┌──
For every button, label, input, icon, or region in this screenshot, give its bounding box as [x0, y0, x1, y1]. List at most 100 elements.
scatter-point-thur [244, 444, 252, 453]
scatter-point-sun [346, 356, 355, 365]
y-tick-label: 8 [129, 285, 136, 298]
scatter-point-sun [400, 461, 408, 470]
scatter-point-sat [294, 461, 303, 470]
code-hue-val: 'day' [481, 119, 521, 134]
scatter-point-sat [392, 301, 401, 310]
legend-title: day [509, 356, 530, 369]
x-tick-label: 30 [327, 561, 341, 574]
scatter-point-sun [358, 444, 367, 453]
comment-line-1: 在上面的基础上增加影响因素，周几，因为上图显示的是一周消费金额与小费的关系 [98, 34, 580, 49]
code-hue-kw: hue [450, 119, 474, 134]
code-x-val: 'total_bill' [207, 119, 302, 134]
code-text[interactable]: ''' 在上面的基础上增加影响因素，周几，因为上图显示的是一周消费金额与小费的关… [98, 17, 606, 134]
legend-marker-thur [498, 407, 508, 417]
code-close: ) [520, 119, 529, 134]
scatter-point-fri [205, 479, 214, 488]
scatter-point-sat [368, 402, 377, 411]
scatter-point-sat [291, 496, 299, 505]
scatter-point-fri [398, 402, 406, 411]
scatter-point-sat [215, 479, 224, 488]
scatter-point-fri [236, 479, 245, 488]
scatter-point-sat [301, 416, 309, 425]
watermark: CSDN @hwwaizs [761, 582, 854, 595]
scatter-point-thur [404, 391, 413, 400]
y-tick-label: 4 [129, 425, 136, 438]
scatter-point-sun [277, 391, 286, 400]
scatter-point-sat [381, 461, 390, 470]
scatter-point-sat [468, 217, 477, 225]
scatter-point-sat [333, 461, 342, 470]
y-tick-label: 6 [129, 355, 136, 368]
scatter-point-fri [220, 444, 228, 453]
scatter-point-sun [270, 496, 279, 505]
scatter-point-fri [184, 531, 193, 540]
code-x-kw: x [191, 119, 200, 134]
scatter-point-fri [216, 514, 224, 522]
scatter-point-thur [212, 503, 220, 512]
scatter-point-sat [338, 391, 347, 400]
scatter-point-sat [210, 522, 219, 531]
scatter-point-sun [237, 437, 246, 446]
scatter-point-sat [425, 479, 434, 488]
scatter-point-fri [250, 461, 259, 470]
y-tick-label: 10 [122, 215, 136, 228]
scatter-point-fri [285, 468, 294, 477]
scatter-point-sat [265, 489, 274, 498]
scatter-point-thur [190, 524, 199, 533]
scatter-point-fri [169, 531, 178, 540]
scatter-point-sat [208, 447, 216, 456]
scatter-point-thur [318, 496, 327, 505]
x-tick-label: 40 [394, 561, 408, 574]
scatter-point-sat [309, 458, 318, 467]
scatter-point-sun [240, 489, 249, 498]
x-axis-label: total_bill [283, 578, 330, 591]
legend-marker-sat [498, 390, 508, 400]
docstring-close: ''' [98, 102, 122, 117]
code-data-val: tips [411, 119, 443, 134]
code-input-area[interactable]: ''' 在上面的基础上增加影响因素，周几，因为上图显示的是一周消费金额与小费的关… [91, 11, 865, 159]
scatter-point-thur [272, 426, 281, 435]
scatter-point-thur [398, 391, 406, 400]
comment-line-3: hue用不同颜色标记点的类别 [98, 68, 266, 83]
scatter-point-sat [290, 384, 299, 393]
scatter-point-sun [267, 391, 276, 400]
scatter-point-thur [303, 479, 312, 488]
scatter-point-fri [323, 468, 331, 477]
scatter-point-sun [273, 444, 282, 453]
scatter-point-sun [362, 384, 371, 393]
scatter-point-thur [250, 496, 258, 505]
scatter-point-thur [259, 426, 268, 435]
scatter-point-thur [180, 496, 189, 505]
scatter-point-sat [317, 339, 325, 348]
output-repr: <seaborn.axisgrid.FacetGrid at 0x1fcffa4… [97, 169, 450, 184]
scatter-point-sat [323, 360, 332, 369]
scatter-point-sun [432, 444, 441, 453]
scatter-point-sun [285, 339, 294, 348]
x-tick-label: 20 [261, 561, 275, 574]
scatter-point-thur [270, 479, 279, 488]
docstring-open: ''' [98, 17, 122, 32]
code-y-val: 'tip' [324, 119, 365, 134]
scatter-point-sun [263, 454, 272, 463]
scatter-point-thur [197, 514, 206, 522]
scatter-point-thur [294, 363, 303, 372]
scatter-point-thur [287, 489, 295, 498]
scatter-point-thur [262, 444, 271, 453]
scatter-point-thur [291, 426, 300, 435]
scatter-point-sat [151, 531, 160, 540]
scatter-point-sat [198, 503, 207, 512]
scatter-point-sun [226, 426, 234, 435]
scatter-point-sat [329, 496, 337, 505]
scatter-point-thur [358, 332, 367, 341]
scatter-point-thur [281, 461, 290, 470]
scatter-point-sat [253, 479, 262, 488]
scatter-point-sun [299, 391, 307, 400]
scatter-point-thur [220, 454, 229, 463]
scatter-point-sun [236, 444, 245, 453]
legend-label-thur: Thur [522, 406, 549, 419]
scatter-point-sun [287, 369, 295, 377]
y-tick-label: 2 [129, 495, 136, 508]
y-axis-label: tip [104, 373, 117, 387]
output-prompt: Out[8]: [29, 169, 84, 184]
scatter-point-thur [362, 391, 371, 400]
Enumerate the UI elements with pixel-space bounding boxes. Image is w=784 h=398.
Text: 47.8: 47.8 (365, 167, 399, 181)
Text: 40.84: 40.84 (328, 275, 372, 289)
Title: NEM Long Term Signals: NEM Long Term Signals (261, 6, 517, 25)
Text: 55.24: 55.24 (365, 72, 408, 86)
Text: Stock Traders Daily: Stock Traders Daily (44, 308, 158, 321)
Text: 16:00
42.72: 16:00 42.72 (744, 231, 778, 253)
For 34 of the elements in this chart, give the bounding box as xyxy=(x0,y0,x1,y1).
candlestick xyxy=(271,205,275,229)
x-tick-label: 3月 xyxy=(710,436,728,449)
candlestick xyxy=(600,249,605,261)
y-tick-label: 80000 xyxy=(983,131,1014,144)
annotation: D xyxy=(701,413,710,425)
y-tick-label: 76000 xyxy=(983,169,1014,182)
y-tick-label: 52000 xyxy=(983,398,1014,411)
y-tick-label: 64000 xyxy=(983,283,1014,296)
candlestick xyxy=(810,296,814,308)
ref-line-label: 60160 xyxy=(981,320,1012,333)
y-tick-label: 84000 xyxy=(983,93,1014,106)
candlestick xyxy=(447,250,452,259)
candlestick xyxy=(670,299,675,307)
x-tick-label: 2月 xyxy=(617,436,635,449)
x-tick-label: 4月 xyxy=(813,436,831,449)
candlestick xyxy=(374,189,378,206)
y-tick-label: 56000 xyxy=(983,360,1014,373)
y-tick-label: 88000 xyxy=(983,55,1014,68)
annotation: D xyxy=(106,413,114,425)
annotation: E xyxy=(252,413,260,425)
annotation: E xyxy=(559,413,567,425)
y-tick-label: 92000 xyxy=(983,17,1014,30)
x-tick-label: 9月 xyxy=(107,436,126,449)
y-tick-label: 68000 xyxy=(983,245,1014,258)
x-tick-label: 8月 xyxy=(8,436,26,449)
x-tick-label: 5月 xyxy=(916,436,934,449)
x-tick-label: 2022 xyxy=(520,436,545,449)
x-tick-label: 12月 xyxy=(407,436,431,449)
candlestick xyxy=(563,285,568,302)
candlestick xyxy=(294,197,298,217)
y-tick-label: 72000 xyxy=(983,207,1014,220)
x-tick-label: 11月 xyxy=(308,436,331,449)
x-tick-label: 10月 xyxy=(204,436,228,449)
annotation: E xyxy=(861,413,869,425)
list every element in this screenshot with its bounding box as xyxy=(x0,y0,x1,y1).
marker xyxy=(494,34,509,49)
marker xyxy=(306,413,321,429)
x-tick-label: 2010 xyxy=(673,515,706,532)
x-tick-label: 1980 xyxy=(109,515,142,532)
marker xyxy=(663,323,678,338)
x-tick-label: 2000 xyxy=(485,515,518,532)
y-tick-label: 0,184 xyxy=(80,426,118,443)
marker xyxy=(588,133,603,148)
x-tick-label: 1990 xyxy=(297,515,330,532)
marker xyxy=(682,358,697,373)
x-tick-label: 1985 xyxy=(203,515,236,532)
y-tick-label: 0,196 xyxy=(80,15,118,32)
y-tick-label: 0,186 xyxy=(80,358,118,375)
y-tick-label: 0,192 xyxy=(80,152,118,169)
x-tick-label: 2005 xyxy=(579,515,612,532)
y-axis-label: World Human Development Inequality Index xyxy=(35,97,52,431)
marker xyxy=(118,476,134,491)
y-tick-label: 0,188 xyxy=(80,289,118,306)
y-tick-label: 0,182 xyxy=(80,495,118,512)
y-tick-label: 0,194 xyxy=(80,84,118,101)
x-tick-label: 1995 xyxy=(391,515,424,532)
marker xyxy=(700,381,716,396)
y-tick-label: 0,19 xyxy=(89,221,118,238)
└──
Could you write out the data again, starting at its first line and ending at the line that contains "code-hue-val: 'day' [481, 119, 521, 134]", with "screenshot" replaced by "screen capture" and everything else left unchanged?

▶ **Correct answer**
For every button, label, input, icon, or region in this screen capture, give its bounding box as [x0, y0, x1, y1]. List at most 100 elements.
scatter-point-thur [244, 444, 252, 453]
scatter-point-sun [346, 356, 355, 365]
y-tick-label: 8 [129, 285, 136, 298]
scatter-point-sun [400, 461, 408, 470]
scatter-point-sat [294, 461, 303, 470]
code-hue-val: 'day' [481, 119, 521, 134]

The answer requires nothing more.